[WHAT TO DO]
Copy every record exactly, and keep the pictures out.

[INFORMATION PROVIDED]
┌──
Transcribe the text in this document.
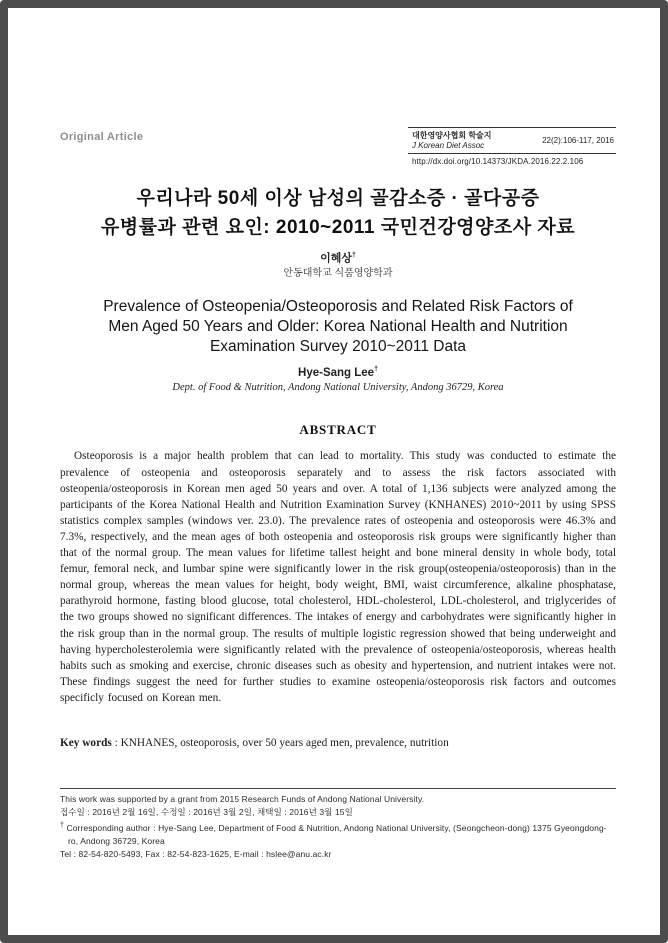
Original Article	대한영양사협회 학술지
J Korean Diet Assoc	22(2):106-117, 2016
http://dx.doi.org/10.14373/JKDA.2016.22.2.106
우리나라 50세 이상 남성의 골감소증 · 골다공증
유병률과 관련 요인: 2010~2011 국민건강영양조사 자료
이혜상†
안동대학교 식품영양학과
Prevalence of Osteopenia/Osteoporosis and Related Risk Factors of Men Aged 50 Years and Older: Korea National Health and Nutrition Examination Survey 2010~2011 Data
Hye-Sang Lee†
Dept. of Food & Nutrition, Andong National University, Andong 36729, Korea
ABSTRACT

Osteoporosis is a major health problem that can lead to mortality. This study was conducted to estimate the prevalence of osteopenia and osteoporosis separately and to assess the risk factors associated with osteopenia/osteoporosis in Korean men aged 50 years and over. A total of 1,136 subjects were analyzed among the participants of the Korea National Health and Nutrition Examination Survey (KNHANES) 2010~2011 by using SPSS statistics complex samples (windows ver. 23.0). The prevalence rates of osteopenia and osteoporosis were 46.3% and 7.3%, respectively, and the mean ages of both osteopenia and osteoporosis risk groups were significantly higher than that of the normal group. The mean values for lifetime tallest height and bone mineral density in whole body, total femur, femoral neck, and lumbar spine were significantly lower in the risk group(osteopenia/osteoporosis) than in the normal group, whereas the mean values for height, body weight, BMI, waist circumference, alkaline phosphatase, parathyroid hormone, fasting blood glucose, total cholesterol, HDL-cholesterol, LDL-cholesterol, and triglycerides of the two groups showed no significant differences. The intakes of energy and carbohydrates were significantly higher in the risk group than in the normal group. The results of multiple logistic regression showed that being underweight and having hypercholesterolemia were significantly related with the prevalence of osteopenia/osteoporosis, whereas health habits such as smoking and exercise, chronic diseases such as obesity and hypertension, and nutrient intakes were not. These findings suggest the need for further studies to examine osteopenia/osteoporosis risk factors and outcomes specificly focused on Korean men.

Key words : KNHANES, osteoporosis, over 50 years aged men, prevalence, nutrition
This work was supported by a grant from 2015 Research Funds of Andong National University.
접수일 : 2016년 2월 16일, 수정일 : 2016년 3월 2일, 채택일 : 2016년 3월 15일
† Corresponding author : Hye-Sang Lee, Department of Food & Nutrition, Andong National University, (Seongcheon-dong) 1375 Gyeongdong-ro, Andong 36729, Korea
Tel : 82-54-820-5493, Fax : 82-54-823-1625, E-mail : hslee@anu.ac.kr
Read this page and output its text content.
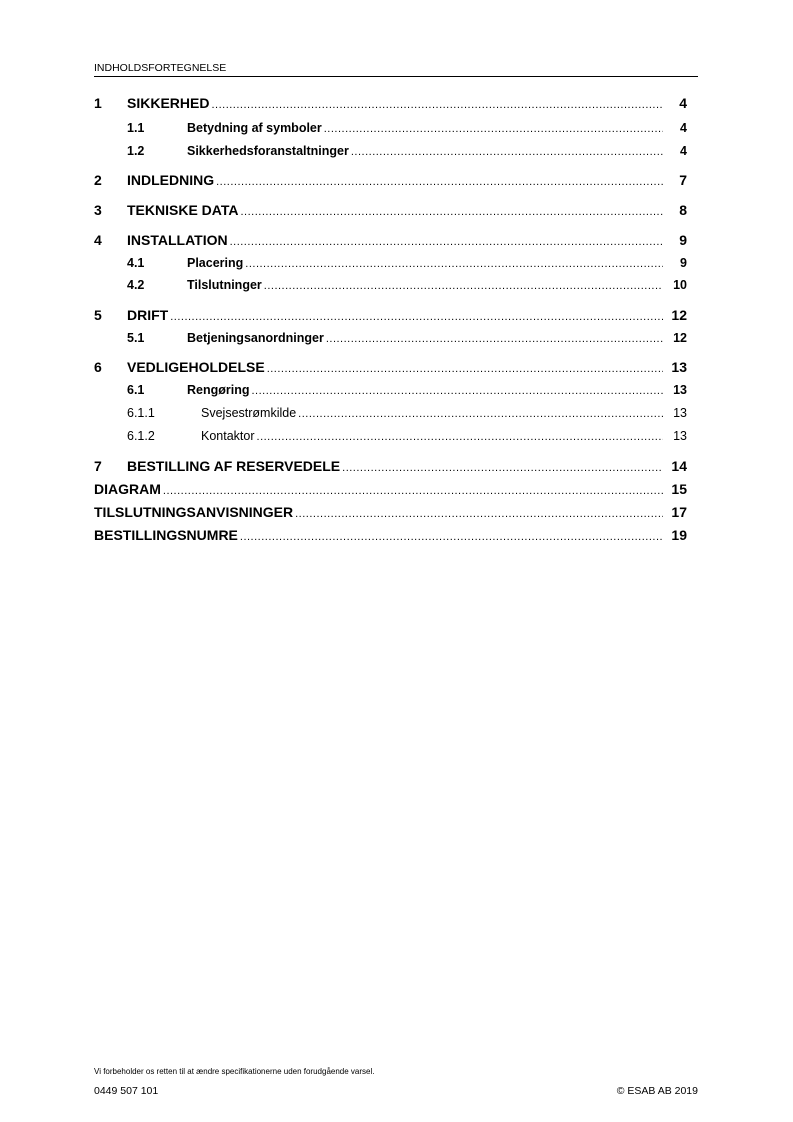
INDHOLDSFORTEGNELSE
1	SIKKERHED .....	4
1.1	Betydning af symboler .....	4
1.2	Sikkerhedsforanstaltninger .....	4
2	INDLEDNING .....	7
3	TEKNISKE DATA .....	8
4	INSTALLATION .....	9
4.1	Placering .....	9
4.2	Tilslutninger .....	10
5	DRIFT .....	12
5.1	Betjeningsanordninger .....	12
6	VEDLIGEHOLDELSE .....	13
6.1	Rengøring .....	13
6.1.1	Svejsestrømkilde .....	13
6.1.2	Kontaktor .....	13
7	BESTILLING AF RESERVEDELE .....	14
DIAGRAM .....	15
TILSLUTNINGSANVISNINGER .....	17
BESTILLINGSNUMRE .....	19
Vi forbeholder os retten til at ændre specifikationerne uden forudgående varsel.
0449 507 101	© ESAB AB 2019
└──
[RESPONSE TO THIS EXERCISE]
Transcribe the text in this document.
Original Article	대한영양사협회 학술지
J Korean Diet Assoc	22(2):106-117, 2016
http://dx.doi.org/10.14373/JKDA.2016.22.2.106
우리나라 50세 이상 남성의 골감소증 · 골다공증
유병률과 관련 요인: 2010~2011 국민건강영양조사 자료
이혜상†
안동대학교 식품영양학과
Prevalence of Osteopenia/Osteoporosis and Related Risk Factors of Men Aged 50 Years and Older: Korea National Health and Nutrition Examination Survey 2010~2011 Data
Hye-Sang Lee†
Dept. of Food & Nutrition, Andong National University, Andong 36729, Korea
ABSTRACT

Osteoporosis is a major health problem that can lead to mortality. This study was conducted to estimate the prevalence of osteopenia and osteoporosis separately and to assess the risk factors associated with osteopenia/osteoporosis in Korean men aged 50 years and over. A total of 1,136 subjects were analyzed among the participants of the Korea National Health and Nutrition Examination Survey (KNHANES) 2010~2011 by using SPSS statistics complex samples (windows ver. 23.0). The prevalence rates of osteopenia and osteoporosis were 46.3% and 7.3%, respectively, and the mean ages of both osteopenia and osteoporosis risk groups were significantly higher than that of the normal group. The mean values for lifetime tallest height and bone mineral density in whole body, total femur, femoral neck, and lumbar spine were significantly lower in the risk group(osteopenia/osteoporosis) than in the normal group, whereas the mean values for height, body weight, BMI, waist circumference, alkaline phosphatase, parathyroid hormone, fasting blood glucose, total cholesterol, HDL-cholesterol, LDL-cholesterol, and triglycerides of the two groups showed no significant differences. The intakes of energy and carbohydrates were significantly higher in the risk group than in the normal group. The results of multiple logistic regression showed that being underweight and having hypercholesterolemia were significantly related with the prevalence of osteopenia/osteoporosis, whereas health habits such as smoking and exercise, chronic diseases such as obesity and hypertension, and nutrient intakes were not. These findings suggest the need for further studies to examine osteopenia/osteoporosis risk factors and outcomes specificly focused on Korean men.

Key words : KNHANES, osteoporosis, over 50 years aged men, prevalence, nutrition
This work was supported by a grant from 2015 Research Funds of Andong National University.
접수일 : 2016년 2월 16일, 수정일 : 2016년 3월 2일, 채택일 : 2016년 3월 15일
† Corresponding author : Hye-Sang Lee, Department of Food & Nutrition, Andong National University, (Seongcheon-dong) 1375 Gyeongdong-ro, Andong 36729, Korea
Tel : 82-54-820-5493, Fax : 82-54-823-1625, E-mail : hslee@anu.ac.kr
Read this page and output its text content.
INDHOLDSFORTEGNELSE
1	SIKKERHED .....	4
1.1	Betydning af symboler .....	4
1.2	Sikkerhedsforanstaltninger .....	4
2	INDLEDNING .....	7
3	TEKNISKE DATA .....	8
4	INSTALLATION .....	9
4.1	Placering .....	9
4.2	Tilslutninger .....	10
5	DRIFT .....	12
5.1	Betjeningsanordninger .....	12
6	VEDLIGEHOLDELSE .....	13
6.1	Rengøring .....	13
6.1.1	Svejsestrømkilde .....	13
6.1.2	Kontaktor .....	13
7	BESTILLING AF RESERVEDELE .....	14
DIAGRAM .....	15
TILSLUTNINGSANVISNINGER .....	17
BESTILLINGSNUMRE .....	19
Vi forbeholder os retten til at ændre specifikationerne uden forudgående varsel.
0449 507 101	© ESAB AB 2019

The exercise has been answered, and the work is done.